— start —
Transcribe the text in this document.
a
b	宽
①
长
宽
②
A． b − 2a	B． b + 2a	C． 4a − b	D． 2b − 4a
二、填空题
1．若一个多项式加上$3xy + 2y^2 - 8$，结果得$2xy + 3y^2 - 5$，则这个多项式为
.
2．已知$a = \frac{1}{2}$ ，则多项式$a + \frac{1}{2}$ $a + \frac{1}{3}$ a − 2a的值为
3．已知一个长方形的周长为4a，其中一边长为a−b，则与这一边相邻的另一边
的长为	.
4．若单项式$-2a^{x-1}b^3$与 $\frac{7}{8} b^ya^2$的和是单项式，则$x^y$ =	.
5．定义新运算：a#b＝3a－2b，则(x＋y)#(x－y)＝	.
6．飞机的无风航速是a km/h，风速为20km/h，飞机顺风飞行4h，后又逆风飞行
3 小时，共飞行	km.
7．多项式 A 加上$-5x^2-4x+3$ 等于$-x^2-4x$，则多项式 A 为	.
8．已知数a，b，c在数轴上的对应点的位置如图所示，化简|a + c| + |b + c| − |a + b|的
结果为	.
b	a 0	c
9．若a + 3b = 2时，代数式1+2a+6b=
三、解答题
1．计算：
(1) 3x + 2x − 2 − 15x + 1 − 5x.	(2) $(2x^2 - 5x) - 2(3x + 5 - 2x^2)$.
— end —
INSTRUCTIONS TO FOLLOW — Set down each entry again, unchanged.

SOLUTION FOR THIS TASK —
Transcribe the text in this document.
a
b	宽
①
长
宽
②
A． b − 2a	B． b + 2a	C． 4a − b	D． 2b − 4a
二、填空题
1．若一个多项式加上$3xy + 2y^2 - 8$，结果得$2xy + 3y^2 - 5$，则这个多项式为
.
2．已知$a = \frac{1}{2}$ ，则多项式$a + \frac{1}{2}$ $a + \frac{1}{3}$ a − 2a的值为
3．已知一个长方形的周长为4a，其中一边长为a−b，则与这一边相邻的另一边
的长为	.
4．若单项式$-2a^{x-1}b^3$与 $\frac{7}{8} b^ya^2$的和是单项式，则$x^y$ =	.
5．定义新运算：a#b＝3a－2b，则(x＋y)#(x－y)＝	.
6．飞机的无风航速是a km/h，风速为20km/h，飞机顺风飞行4h，后又逆风飞行
3 小时，共飞行	km.
7．多项式 A 加上$-5x^2-4x+3$ 等于$-x^2-4x$，则多项式 A 为	.
8．已知数a，b，c在数轴上的对应点的位置如图所示，化简|a + c| + |b + c| − |a + b|的
结果为	.
b	a 0	c
9．若a + 3b = 2时，代数式1+2a+6b=
三、解答题
1．计算：
(1) 3x + 2x − 2 − 15x + 1 − 5x.	(2) $(2x^2 - 5x) - 2(3x + 5 - 2x^2)$.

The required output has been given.